* begin ENTRIES SUPPLIED *

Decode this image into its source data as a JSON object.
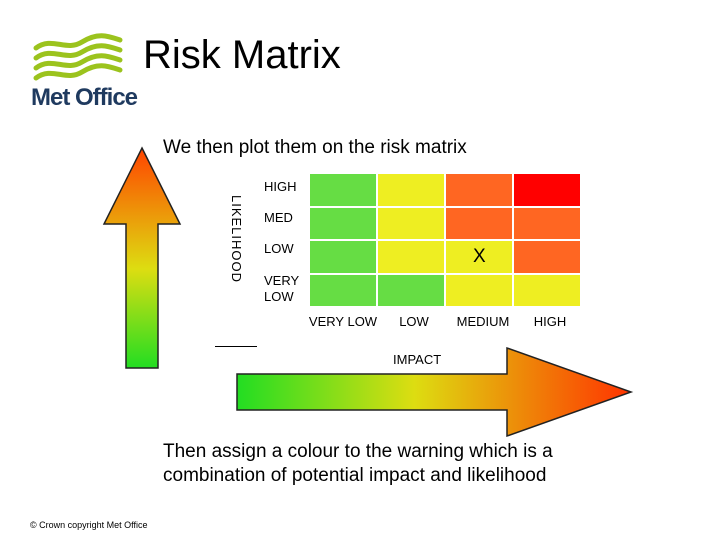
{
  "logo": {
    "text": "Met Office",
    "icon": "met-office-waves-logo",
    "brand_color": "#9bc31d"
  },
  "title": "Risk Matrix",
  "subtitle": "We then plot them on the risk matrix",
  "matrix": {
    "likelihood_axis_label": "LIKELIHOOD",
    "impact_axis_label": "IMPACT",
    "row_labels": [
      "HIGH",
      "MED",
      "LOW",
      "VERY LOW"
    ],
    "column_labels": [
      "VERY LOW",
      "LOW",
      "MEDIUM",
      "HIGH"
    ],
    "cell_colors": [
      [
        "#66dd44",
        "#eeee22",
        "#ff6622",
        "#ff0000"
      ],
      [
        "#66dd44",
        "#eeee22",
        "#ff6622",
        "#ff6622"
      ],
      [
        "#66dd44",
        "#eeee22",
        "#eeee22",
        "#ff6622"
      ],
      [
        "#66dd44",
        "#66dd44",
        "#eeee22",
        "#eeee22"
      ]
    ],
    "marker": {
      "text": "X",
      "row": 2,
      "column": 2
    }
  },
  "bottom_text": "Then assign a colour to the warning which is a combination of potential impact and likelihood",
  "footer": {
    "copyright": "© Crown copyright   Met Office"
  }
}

* end ENTRIES SUPPLIED *

Would you set down the listing exactly, omitting pictures?

* RESPONSE TO THIS EXERCISE *
Decode this image into its source data as a JSON object.
{
  "logo": {
    "text": "Met Office",
    "icon": "met-office-waves-logo",
    "brand_color": "#9bc31d"
  },
  "title": "Risk Matrix",
  "subtitle": "We then plot them on the risk matrix",
  "matrix": {
    "likelihood_axis_label": "LIKELIHOOD",
    "impact_axis_label": "IMPACT",
    "row_labels": [
      "HIGH",
      "MED",
      "LOW",
      "VERY LOW"
    ],
    "column_labels": [
      "VERY LOW",
      "LOW",
      "MEDIUM",
      "HIGH"
    ],
    "cell_colors": [
      [
        "#66dd44",
        "#eeee22",
        "#ff6622",
        "#ff0000"
      ],
      [
        "#66dd44",
        "#eeee22",
        "#ff6622",
        "#ff6622"
      ],
      [
        "#66dd44",
        "#eeee22",
        "#eeee22",
        "#ff6622"
      ],
      [
        "#66dd44",
        "#66dd44",
        "#eeee22",
        "#eeee22"
      ]
    ],
    "marker": {
      "text": "X",
      "row": 2,
      "column": 2
    }
  },
  "bottom_text": "Then assign a colour to the warning which is a combination of potential impact and likelihood",
  "footer": {
    "copyright": "© Crown copyright   Met Office"
  }
}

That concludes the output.